*What the exercise asks:* Please transcribe the data below exactly. Leave the pictures out.

*Records for the task:*
--- begin ---
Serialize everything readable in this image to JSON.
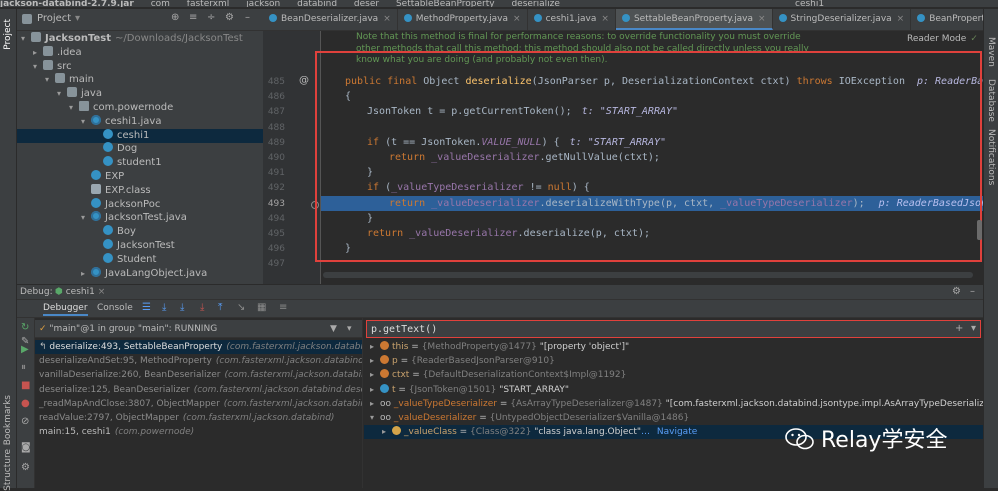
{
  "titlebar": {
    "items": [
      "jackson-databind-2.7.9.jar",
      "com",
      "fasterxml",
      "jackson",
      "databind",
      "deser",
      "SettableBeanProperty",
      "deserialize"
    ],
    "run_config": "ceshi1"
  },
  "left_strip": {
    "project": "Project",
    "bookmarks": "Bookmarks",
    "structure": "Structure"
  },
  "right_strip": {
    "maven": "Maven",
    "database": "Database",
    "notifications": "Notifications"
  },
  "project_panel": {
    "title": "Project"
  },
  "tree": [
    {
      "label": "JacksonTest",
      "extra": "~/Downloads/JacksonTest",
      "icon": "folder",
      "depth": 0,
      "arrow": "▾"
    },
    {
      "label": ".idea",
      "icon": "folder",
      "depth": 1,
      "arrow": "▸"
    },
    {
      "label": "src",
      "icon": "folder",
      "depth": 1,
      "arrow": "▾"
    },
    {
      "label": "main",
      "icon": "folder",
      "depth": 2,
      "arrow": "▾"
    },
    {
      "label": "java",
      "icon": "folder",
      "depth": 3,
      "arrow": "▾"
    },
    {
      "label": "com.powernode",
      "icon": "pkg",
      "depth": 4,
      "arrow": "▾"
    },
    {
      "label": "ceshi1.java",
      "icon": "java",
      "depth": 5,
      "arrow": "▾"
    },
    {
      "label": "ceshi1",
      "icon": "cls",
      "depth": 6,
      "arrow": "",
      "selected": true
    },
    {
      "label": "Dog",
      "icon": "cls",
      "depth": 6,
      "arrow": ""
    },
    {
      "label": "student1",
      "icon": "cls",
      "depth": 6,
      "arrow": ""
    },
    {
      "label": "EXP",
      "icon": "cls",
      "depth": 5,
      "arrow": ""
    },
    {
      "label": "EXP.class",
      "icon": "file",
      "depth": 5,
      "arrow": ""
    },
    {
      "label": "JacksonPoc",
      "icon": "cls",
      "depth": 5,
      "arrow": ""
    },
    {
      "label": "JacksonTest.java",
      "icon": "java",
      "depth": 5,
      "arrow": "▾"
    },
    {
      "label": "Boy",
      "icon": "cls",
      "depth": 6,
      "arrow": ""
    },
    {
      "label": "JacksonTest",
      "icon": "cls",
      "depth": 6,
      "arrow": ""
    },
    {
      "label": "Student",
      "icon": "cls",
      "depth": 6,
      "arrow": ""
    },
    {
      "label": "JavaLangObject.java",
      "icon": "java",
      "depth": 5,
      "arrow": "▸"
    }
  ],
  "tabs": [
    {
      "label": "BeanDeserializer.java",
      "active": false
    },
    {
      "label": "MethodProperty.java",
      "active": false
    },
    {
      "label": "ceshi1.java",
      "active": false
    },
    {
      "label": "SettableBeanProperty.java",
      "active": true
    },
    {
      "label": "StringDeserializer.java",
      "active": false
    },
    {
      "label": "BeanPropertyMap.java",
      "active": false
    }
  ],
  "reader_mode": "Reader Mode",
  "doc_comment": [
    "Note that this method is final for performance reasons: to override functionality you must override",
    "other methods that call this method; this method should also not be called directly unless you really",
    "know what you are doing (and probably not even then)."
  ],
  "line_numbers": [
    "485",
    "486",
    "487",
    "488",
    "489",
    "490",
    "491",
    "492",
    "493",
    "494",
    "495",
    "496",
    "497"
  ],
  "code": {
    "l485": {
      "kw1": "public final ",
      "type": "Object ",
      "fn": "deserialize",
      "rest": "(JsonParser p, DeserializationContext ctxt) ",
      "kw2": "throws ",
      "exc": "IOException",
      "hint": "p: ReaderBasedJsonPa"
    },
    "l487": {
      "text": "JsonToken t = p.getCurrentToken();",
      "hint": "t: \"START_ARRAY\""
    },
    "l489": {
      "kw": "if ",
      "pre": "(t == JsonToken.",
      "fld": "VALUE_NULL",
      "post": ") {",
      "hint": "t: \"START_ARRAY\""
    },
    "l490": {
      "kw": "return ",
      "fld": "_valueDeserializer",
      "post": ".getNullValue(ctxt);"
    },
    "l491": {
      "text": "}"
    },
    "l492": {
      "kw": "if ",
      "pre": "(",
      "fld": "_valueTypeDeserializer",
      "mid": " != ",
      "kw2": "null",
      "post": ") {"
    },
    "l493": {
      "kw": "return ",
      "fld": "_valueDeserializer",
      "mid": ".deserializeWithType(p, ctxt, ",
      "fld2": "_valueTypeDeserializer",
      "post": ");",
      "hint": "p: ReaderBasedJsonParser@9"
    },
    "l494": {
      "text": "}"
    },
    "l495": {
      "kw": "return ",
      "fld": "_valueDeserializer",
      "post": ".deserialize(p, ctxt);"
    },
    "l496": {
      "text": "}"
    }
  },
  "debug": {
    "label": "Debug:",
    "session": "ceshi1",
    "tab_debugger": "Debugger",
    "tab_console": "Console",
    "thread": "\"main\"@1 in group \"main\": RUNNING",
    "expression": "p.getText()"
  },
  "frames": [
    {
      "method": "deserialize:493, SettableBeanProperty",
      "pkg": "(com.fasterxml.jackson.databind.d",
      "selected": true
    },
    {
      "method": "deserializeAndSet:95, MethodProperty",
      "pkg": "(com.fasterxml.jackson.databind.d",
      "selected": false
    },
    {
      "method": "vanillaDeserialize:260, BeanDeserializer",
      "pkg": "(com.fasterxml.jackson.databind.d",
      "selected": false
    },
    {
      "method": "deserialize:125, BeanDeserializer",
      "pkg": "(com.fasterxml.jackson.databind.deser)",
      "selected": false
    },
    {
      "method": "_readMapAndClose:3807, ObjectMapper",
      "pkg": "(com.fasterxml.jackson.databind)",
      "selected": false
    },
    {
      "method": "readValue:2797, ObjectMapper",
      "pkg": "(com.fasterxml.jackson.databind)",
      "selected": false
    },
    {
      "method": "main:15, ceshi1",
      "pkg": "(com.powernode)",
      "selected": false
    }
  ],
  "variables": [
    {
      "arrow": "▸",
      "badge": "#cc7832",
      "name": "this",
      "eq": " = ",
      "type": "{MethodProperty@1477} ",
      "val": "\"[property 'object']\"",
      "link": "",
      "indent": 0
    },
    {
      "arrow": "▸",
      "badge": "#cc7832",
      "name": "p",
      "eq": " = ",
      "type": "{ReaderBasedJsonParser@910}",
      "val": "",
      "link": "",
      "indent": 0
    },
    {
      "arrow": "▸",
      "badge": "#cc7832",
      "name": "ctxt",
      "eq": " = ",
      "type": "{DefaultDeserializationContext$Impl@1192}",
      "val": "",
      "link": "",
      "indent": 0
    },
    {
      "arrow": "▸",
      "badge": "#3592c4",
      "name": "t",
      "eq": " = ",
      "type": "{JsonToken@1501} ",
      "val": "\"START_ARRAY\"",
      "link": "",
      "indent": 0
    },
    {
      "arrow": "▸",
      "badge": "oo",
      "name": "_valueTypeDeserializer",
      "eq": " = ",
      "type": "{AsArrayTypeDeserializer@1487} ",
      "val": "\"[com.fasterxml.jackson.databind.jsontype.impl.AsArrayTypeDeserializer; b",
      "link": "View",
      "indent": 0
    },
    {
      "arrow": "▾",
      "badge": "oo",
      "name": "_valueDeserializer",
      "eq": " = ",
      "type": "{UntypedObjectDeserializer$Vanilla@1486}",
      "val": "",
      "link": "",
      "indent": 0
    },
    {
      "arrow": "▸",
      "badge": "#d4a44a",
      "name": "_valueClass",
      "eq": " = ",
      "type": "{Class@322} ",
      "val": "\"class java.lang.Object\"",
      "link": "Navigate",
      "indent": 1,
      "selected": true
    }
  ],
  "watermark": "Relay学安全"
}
--- end ---
*Full solution:*
Serialize everything readable in this image to JSON.
{
  "titlebar": {
    "items": [
      "jackson-databind-2.7.9.jar",
      "com",
      "fasterxml",
      "jackson",
      "databind",
      "deser",
      "SettableBeanProperty",
      "deserialize"
    ],
    "run_config": "ceshi1"
  },
  "left_strip": {
    "project": "Project",
    "bookmarks": "Bookmarks",
    "structure": "Structure"
  },
  "right_strip": {
    "maven": "Maven",
    "database": "Database",
    "notifications": "Notifications"
  },
  "project_panel": {
    "title": "Project"
  },
  "tree": [
    {
      "label": "JacksonTest",
      "extra": "~/Downloads/JacksonTest",
      "icon": "folder",
      "depth": 0,
      "arrow": "▾"
    },
    {
      "label": ".idea",
      "icon": "folder",
      "depth": 1,
      "arrow": "▸"
    },
    {
      "label": "src",
      "icon": "folder",
      "depth": 1,
      "arrow": "▾"
    },
    {
      "label": "main",
      "icon": "folder",
      "depth": 2,
      "arrow": "▾"
    },
    {
      "label": "java",
      "icon": "folder",
      "depth": 3,
      "arrow": "▾"
    },
    {
      "label": "com.powernode",
      "icon": "pkg",
      "depth": 4,
      "arrow": "▾"
    },
    {
      "label": "ceshi1.java",
      "icon": "java",
      "depth": 5,
      "arrow": "▾"
    },
    {
      "label": "ceshi1",
      "icon": "cls",
      "depth": 6,
      "arrow": "",
      "selected": true
    },
    {
      "label": "Dog",
      "icon": "cls",
      "depth": 6,
      "arrow": ""
    },
    {
      "label": "student1",
      "icon": "cls",
      "depth": 6,
      "arrow": ""
    },
    {
      "label": "EXP",
      "icon": "cls",
      "depth": 5,
      "arrow": ""
    },
    {
      "label": "EXP.class",
      "icon": "file",
      "depth": 5,
      "arrow": ""
    },
    {
      "label": "JacksonPoc",
      "icon": "cls",
      "depth": 5,
      "arrow": ""
    },
    {
      "label": "JacksonTest.java",
      "icon": "java",
      "depth": 5,
      "arrow": "▾"
    },
    {
      "label": "Boy",
      "icon": "cls",
      "depth": 6,
      "arrow": ""
    },
    {
      "label": "JacksonTest",
      "icon": "cls",
      "depth": 6,
      "arrow": ""
    },
    {
      "label": "Student",
      "icon": "cls",
      "depth": 6,
      "arrow": ""
    },
    {
      "label": "JavaLangObject.java",
      "icon": "java",
      "depth": 5,
      "arrow": "▸"
    }
  ],
  "tabs": [
    {
      "label": "BeanDeserializer.java",
      "active": false
    },
    {
      "label": "MethodProperty.java",
      "active": false
    },
    {
      "label": "ceshi1.java",
      "active": false
    },
    {
      "label": "SettableBeanProperty.java",
      "active": true
    },
    {
      "label": "StringDeserializer.java",
      "active": false
    },
    {
      "label": "BeanPropertyMap.java",
      "active": false
    }
  ],
  "reader_mode": "Reader Mode",
  "doc_comment": [
    "Note that this method is final for performance reasons: to override functionality you must override",
    "other methods that call this method; this method should also not be called directly unless you really",
    "know what you are doing (and probably not even then)."
  ],
  "line_numbers": [
    "485",
    "486",
    "487",
    "488",
    "489",
    "490",
    "491",
    "492",
    "493",
    "494",
    "495",
    "496",
    "497"
  ],
  "code": {
    "l485": {
      "kw1": "public final ",
      "type": "Object ",
      "fn": "deserialize",
      "rest": "(JsonParser p, DeserializationContext ctxt) ",
      "kw2": "throws ",
      "exc": "IOException",
      "hint": "p: ReaderBasedJsonPa"
    },
    "l487": {
      "text": "JsonToken t = p.getCurrentToken();",
      "hint": "t: \"START_ARRAY\""
    },
    "l489": {
      "kw": "if ",
      "pre": "(t == JsonToken.",
      "fld": "VALUE_NULL",
      "post": ") {",
      "hint": "t: \"START_ARRAY\""
    },
    "l490": {
      "kw": "return ",
      "fld": "_valueDeserializer",
      "post": ".getNullValue(ctxt);"
    },
    "l491": {
      "text": "}"
    },
    "l492": {
      "kw": "if ",
      "pre": "(",
      "fld": "_valueTypeDeserializer",
      "mid": " != ",
      "kw2": "null",
      "post": ") {"
    },
    "l493": {
      "kw": "return ",
      "fld": "_valueDeserializer",
      "mid": ".deserializeWithType(p, ctxt, ",
      "fld2": "_valueTypeDeserializer",
      "post": ");",
      "hint": "p: ReaderBasedJsonParser@9"
    },
    "l494": {
      "text": "}"
    },
    "l495": {
      "kw": "return ",
      "fld": "_valueDeserializer",
      "post": ".deserialize(p, ctxt);"
    },
    "l496": {
      "text": "}"
    }
  },
  "debug": {
    "label": "Debug:",
    "session": "ceshi1",
    "tab_debugger": "Debugger",
    "tab_console": "Console",
    "thread": "\"main\"@1 in group \"main\": RUNNING",
    "expression": "p.getText()"
  },
  "frames": [
    {
      "method": "deserialize:493, SettableBeanProperty",
      "pkg": "(com.fasterxml.jackson.databind.d",
      "selected": true
    },
    {
      "method": "deserializeAndSet:95, MethodProperty",
      "pkg": "(com.fasterxml.jackson.databind.d",
      "selected": false
    },
    {
      "method": "vanillaDeserialize:260, BeanDeserializer",
      "pkg": "(com.fasterxml.jackson.databind.d",
      "selected": false
    },
    {
      "method": "deserialize:125, BeanDeserializer",
      "pkg": "(com.fasterxml.jackson.databind.deser)",
      "selected": false
    },
    {
      "method": "_readMapAndClose:3807, ObjectMapper",
      "pkg": "(com.fasterxml.jackson.databind)",
      "selected": false
    },
    {
      "method": "readValue:2797, ObjectMapper",
      "pkg": "(com.fasterxml.jackson.databind)",
      "selected": false
    },
    {
      "method": "main:15, ceshi1",
      "pkg": "(com.powernode)",
      "selected": false
    }
  ],
  "variables": [
    {
      "arrow": "▸",
      "badge": "#cc7832",
      "name": "this",
      "eq": " = ",
      "type": "{MethodProperty@1477} ",
      "val": "\"[property 'object']\"",
      "link": "",
      "indent": 0
    },
    {
      "arrow": "▸",
      "badge": "#cc7832",
      "name": "p",
      "eq": " = ",
      "type": "{ReaderBasedJsonParser@910}",
      "val": "",
      "link": "",
      "indent": 0
    },
    {
      "arrow": "▸",
      "badge": "#cc7832",
      "name": "ctxt",
      "eq": " = ",
      "type": "{DefaultDeserializationContext$Impl@1192}",
      "val": "",
      "link": "",
      "indent": 0
    },
    {
      "arrow": "▸",
      "badge": "#3592c4",
      "name": "t",
      "eq": " = ",
      "type": "{JsonToken@1501} ",
      "val": "\"START_ARRAY\"",
      "link": "",
      "indent": 0
    },
    {
      "arrow": "▸",
      "badge": "oo",
      "name": "_valueTypeDeserializer",
      "eq": " = ",
      "type": "{AsArrayTypeDeserializer@1487} ",
      "val": "\"[com.fasterxml.jackson.databind.jsontype.impl.AsArrayTypeDeserializer; b",
      "link": "View",
      "indent": 0
    },
    {
      "arrow": "▾",
      "badge": "oo",
      "name": "_valueDeserializer",
      "eq": " = ",
      "type": "{UntypedObjectDeserializer$Vanilla@1486}",
      "val": "",
      "link": "",
      "indent": 0
    },
    {
      "arrow": "▸",
      "badge": "#d4a44a",
      "name": "_valueClass",
      "eq": " = ",
      "type": "{Class@322} ",
      "val": "\"class java.lang.Object\"",
      "link": "Navigate",
      "indent": 1,
      "selected": true
    }
  ],
  "watermark": "Relay学安全"
}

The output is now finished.